Identify and reproduce every line holding the string "المسلمين".
= = = = =
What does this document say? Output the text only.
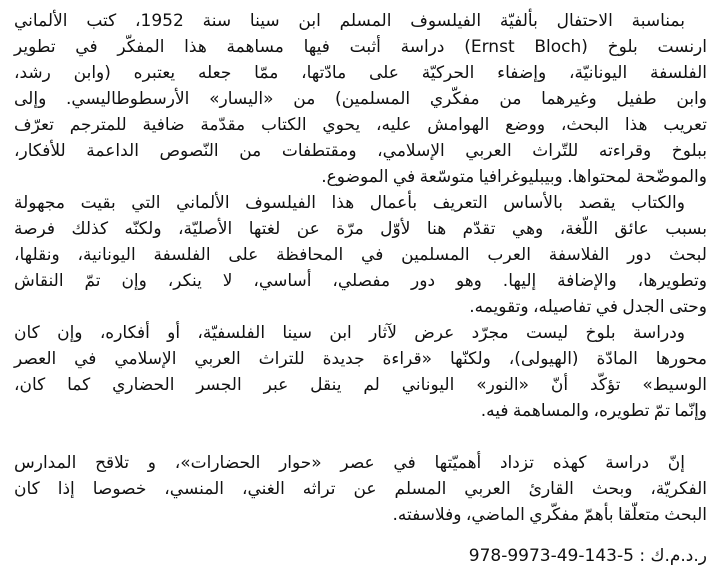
بمناسبة الاحتفال بألفيّة الفيلسوف المسلم ابن سينا سنة 1952، كتب الألماني
ارنست بلوخ (Ernst Bloch) دراسة أثبت فيها مساهمة هذا المفكّر في تطوير
الفلسفة اليونانيّة، وإضفاء الحركيّة على مادّتها، ممّا جعله يعتبره (وابن رشد،
وابن طفيل وغيرهما من مفكّري المسلمين) من «اليسار» الأرسطوطاليسي. وإلى
تعريب هذا البحث، ووضع الهوامش عليه، يحوي الكتاب مقدّمة ضافية للمترجم تعرّف
ببلوخ وقراءته للتّراث العربي الإسلامي، ومقتطفات من النّصوص الداعمة للأفكار،
والموضّحة لمحتواها. وبيبليوغرافيا متوسّعة في الموضوع.
والكتاب يقصد بالأساس التعريف بأعمال هذا الفيلسوف الألماني التي بقيت مجهولة
بسبب عائق اللّغة، وهي تقدّم هنا لأوّل مرّة عن لغتها الأصليّة، ولكنّه كذلك فرصة
لبحث دور الفلاسفة العرب المسلمين في المحافظة على الفلسفة اليونانية، ونقلها،
وتطويرها، والإضافة إليها. وهو دور مفصلي، أساسي، لا ينكر، وإن تمّ النقاش
وحتى الجدل في تفاصيله، وتقويمه.
ودراسة بلوخ ليست مجرّد عرض لآثار ابن سينا الفلسفيّة، أو أفكاره، وإن كان
محورها المادّة (الهيولى)، ولكنّها «قراءة جديدة للتراث العربي الإسلامي في العصر
الوسيط» تؤكّد أنّ «النور» اليوناني لم ينقل عبر الجسر الحضاري كما كان،
وإنّما تمّ تطويره، والمساهمة فيه.
إنّ دراسة كهذه تزداد أهميّتها في عصر «حوار الحضارات»، و تلاقح المدارس
الفكريّة، وبحث القارئ العربي المسلم عن تراثه الغني، المنسي، خصوصا إذا كان
البحث متعلّقا بأهمّ مفكّري الماضي، وفلاسفته.
ر.د.م.ك : 978-9973-49-143-5
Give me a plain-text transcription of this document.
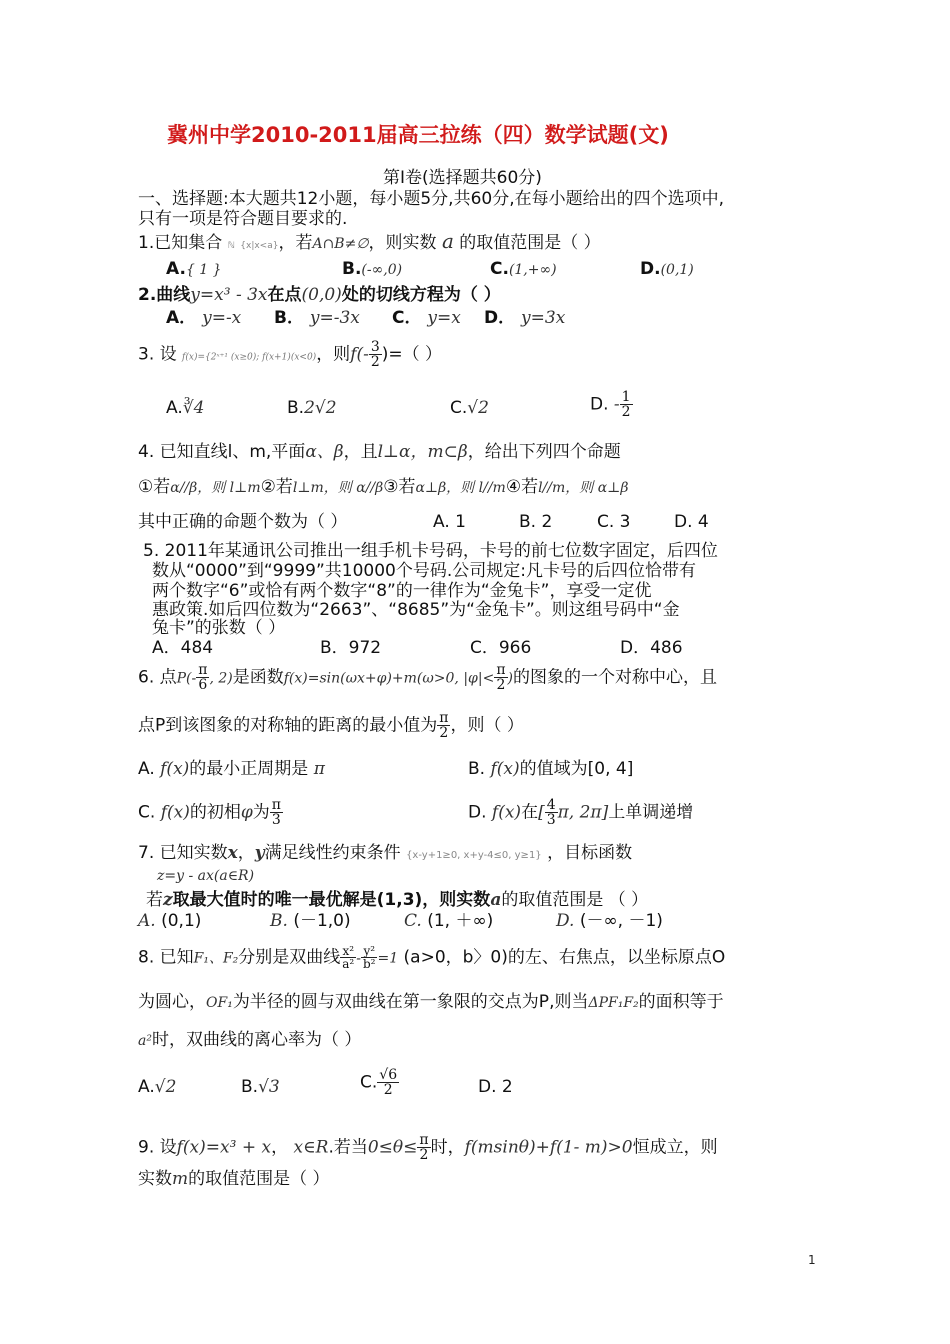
冀州中学2010-2011届高三拉练（四）数学试题(文)
第Ⅰ卷(选择题共60分)
一、选择题:本大题共12小题，每小题5分,共60分,在每小题给出的四个选项中,
只有一项是符合题目要求的.
1.已知集合 ℕ {x|x<a}，若A∩B≠∅，则实数 a 的取值范围是（ ）
A.{ 1 }	B.(-∞,0)	C.(1,+∞)	D.(0,1)
2.曲线y=x³ - 3x在点(0,0)处的切线方程为（ ）
A． y=-x B． y=-3x C． y=x D． y=3x
3. 设 f(x)={2ˣ⁺¹ (x≥0); f(x+1)(x<0)，则$f(- \frac{3}{2}$ )=（ ）
A.∛4	B.2√2	C.√2	D. - $\frac{1}{2}$
4. 已知直线l、m,平面α、β，且l⊥α，m⊂β，给出下列四个命题
①若α//β，则 l⊥m②若l⊥m，则 α//β③若α⊥β，则 l//m④若l//m，则 α⊥β
其中正确的命题个数为（ ）	A. 1	B. 2	C. 3	D. 4
5. 2011年某通讯公司推出一组手机卡号码，卡号的前七位数字固定，后四位
数从“0000”到“9999”共10000个号码.公司规定:凡卡号的后四位恰带有
两个数字“6”或恰有两个数字“8”的一律作为“金兔卡”，享受一定优
惠政策.如后四位数为“2663”、“8685”为“金兔卡”。则这组号码中“金
兔卡”的张数（ ）
A．484	B．972	C．966	D．486
6. 点$P(- \frac{\pi}{6}$ , 2)是函数f(x)=sin(ωx+φ)+m(ω>0, $|\varphi|< \frac{\pi}{2}$ )的图象的一个对称中心，且
点P到该图象的对称轴的距离的最小值为 $\frac{\pi}{2}$ ，则（ ）
A. f(x)的最小正周期是 π	B. f(x)的值域为[0, 4]
C. f(x)的初相φ为 $\frac{\pi}{3}$	D. f(x)在[ $\frac{4}{3} \pi$, 2π]上单调递增
7. 已知实数x，y满足线性约束条件 {x-y+1≥0, x+y-4≤0, y≥1} ，目标函数
z=y - ax(a∈R)
若z取最大值时的唯一最优解是(1,3)，则实数a的取值范围是 （ ）
A. (0,1)	B. (－1,0)	C. (1, ＋∞)	D. (－∞, －1)
8. 已知F₁、F₂分别是双曲线 $\frac{\text{x²}}{\text{a²}} - \frac{\text{y²}}{\text{b²}} =1$ (a>0，b〉0)的左、右焦点，以坐标原点O
为圆心，OF₁为半径的圆与双曲线在第一象限的交点为P,则当ΔPF₁F₂的面积等于
a²时，双曲线的离心率为（ ）
A.√2	B.√3	C. $\frac{√6}{2}$	D. 2
9. 设f(x)=x³ + x， x∈R.若当$0\le\theta\le \frac{\pi}{2}$ 时，f(msinθ)+f(1- m)>0恒成立，则
实数m的取值范围是（ ）
1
= = = = =
• **Response to this task**
وابن طفيل وغيرهما من مفكّري المسلمين) من «اليسار» الأرسطوطاليسي. وإلى
لبحث دور الفلاسفة العرب المسلمين في المحافظة على الفلسفة اليونانية، ونقلها،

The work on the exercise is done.